- SELECTED PASSAGE -
########################################

# Best size wheel/tire for winter-



## bebop86

looking to get a set of winter tires/wheels for a 2012 wrangler sport- using a western HTS plow- what size wheels and tires work best- thanks


----------



## bschurr

Thats a pretty subjective question that depends greatly on how the Jeep will be used when not plowing. Best would be a dedicated winter tire (possibly even studded) with the same width and height of your "stock" tires...


----------



## 32vld

I and my son bought BFG TA KO's for my TJ UL and his Colorado. Great in the snow. I stayed stock size. My son had to go 1" taller overall because they did not make a KO tire in his original size.

I like those tires enough to just buy a set for my wife's suburban. However they are replacing the TA KO with TA KO2's. KO's no longer available in the stock size and not making KO2's in that size yet. So I went from 265 70R 16 to a 265 75R 16, .9" inch taller, .2" narrower tread width then the original tire size.


----------



## Deli_Guy

I believe the amount of siping you have is what's important.

########################################

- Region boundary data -
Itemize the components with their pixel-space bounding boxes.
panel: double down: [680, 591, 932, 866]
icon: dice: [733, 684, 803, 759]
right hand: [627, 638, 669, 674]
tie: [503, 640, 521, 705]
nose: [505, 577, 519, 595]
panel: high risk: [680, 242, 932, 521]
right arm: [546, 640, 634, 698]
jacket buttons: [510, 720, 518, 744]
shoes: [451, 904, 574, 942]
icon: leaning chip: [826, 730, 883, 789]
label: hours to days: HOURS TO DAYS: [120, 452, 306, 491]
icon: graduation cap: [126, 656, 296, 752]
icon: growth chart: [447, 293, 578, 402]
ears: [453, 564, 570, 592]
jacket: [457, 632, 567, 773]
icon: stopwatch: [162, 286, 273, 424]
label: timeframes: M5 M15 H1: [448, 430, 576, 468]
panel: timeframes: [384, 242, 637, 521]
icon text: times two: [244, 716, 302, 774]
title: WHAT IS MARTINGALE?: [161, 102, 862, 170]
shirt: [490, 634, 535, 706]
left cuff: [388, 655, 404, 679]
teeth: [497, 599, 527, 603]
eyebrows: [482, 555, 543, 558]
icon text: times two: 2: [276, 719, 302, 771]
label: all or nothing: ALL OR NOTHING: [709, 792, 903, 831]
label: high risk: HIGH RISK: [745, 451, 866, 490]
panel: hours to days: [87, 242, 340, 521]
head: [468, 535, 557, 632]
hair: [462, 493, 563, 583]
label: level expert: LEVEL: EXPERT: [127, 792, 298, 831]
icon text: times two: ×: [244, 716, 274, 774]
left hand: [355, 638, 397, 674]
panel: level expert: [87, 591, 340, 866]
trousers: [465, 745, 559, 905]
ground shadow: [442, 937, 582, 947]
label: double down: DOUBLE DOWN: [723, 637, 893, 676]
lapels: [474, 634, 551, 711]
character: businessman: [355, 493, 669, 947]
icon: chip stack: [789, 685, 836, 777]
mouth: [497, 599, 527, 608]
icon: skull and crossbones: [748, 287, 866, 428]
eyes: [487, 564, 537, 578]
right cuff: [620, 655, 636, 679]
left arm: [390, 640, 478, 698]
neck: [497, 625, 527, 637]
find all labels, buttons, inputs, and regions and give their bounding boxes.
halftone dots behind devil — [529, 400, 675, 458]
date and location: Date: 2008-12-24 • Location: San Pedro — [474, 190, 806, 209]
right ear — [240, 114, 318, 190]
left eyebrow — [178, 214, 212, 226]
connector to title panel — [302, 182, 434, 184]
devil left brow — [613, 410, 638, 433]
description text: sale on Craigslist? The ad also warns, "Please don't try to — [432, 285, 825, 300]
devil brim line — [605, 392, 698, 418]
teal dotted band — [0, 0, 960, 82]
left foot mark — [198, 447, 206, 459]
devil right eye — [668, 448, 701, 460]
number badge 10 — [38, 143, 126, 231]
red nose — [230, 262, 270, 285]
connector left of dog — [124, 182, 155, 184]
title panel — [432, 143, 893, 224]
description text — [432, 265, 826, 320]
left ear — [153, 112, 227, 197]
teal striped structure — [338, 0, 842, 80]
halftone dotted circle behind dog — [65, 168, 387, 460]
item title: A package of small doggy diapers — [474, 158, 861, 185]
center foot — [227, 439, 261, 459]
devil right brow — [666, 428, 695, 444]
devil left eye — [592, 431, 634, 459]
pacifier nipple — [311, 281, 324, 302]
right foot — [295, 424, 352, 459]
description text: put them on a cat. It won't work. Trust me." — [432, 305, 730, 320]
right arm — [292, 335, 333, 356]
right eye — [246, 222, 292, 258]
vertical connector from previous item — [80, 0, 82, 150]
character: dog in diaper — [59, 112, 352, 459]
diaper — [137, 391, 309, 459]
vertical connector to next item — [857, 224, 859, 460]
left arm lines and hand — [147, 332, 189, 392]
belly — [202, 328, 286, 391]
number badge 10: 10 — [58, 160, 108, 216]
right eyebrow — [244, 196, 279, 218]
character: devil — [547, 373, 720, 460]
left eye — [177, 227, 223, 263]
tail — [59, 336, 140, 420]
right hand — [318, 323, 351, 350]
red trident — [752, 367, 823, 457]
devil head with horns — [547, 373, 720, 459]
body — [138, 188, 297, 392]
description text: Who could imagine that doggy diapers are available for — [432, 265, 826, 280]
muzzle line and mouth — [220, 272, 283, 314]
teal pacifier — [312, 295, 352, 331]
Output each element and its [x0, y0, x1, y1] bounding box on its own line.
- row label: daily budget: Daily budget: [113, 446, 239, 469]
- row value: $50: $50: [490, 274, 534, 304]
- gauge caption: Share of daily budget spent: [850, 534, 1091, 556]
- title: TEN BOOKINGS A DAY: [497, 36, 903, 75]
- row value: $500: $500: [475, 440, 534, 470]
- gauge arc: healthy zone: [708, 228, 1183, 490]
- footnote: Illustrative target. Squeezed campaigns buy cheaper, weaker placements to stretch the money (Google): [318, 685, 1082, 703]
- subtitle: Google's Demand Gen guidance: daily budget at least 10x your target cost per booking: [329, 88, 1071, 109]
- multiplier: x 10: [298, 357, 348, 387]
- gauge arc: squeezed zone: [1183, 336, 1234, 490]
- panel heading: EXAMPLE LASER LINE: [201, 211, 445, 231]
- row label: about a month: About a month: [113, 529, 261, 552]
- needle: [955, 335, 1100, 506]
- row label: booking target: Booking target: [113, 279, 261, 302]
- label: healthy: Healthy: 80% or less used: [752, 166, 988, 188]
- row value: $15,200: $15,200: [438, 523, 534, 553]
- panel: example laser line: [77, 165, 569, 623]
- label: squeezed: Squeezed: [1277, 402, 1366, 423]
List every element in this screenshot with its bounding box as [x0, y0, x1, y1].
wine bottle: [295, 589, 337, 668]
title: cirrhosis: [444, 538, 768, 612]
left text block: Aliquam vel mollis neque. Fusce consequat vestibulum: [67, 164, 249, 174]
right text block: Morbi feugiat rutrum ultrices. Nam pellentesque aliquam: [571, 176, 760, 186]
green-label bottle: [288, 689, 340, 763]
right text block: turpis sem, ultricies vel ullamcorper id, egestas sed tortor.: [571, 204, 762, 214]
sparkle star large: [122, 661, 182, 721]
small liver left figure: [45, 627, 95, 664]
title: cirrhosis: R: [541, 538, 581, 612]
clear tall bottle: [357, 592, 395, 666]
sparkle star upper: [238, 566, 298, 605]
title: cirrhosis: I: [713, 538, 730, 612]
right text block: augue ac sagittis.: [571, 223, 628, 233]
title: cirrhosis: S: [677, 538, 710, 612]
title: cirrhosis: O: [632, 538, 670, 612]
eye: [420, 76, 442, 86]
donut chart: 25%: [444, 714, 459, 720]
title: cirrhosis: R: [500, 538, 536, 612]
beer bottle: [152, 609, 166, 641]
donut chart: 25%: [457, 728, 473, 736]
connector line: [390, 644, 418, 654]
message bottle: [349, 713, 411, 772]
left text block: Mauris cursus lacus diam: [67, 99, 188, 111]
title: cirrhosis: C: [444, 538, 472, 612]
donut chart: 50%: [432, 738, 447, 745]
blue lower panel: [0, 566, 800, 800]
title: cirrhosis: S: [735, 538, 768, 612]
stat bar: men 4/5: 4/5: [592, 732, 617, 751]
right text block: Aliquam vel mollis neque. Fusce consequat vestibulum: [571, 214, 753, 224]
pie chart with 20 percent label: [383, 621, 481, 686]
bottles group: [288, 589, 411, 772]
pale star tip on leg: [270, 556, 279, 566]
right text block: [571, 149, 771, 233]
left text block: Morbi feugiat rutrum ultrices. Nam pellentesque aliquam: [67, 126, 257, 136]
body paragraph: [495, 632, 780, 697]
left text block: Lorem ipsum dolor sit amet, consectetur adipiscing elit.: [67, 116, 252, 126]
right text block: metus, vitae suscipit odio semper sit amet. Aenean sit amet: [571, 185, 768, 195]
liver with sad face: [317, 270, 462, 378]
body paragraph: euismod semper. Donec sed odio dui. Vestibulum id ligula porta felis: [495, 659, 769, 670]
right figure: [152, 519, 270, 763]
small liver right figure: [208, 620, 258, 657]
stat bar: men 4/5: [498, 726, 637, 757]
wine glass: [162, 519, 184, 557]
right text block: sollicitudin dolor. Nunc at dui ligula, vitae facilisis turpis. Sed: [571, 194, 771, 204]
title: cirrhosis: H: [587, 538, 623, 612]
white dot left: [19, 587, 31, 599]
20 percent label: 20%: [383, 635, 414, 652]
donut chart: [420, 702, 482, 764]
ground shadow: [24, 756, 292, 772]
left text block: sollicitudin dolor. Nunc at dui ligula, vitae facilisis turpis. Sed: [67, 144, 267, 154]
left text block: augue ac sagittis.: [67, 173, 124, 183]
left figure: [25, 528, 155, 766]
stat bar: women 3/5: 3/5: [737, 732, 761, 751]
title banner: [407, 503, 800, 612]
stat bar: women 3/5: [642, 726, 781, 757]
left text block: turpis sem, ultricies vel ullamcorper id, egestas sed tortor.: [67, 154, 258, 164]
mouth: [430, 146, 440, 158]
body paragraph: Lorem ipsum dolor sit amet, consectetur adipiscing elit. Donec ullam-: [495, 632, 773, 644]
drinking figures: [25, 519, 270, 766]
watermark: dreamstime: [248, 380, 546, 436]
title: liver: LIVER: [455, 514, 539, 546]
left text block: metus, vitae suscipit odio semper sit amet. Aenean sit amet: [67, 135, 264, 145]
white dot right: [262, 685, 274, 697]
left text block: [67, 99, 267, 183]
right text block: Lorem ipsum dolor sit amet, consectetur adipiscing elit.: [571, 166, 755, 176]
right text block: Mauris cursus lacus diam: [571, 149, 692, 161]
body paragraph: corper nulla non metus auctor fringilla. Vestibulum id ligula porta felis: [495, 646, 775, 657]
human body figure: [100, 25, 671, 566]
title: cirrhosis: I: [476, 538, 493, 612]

########################################

- WORK REQUIRED -
In the winter tire thread, what tire size did the Suburban go from and to?

- RESPONSE TO THIS EXERCISE -
From 265 70R 16 to 265 75R 16.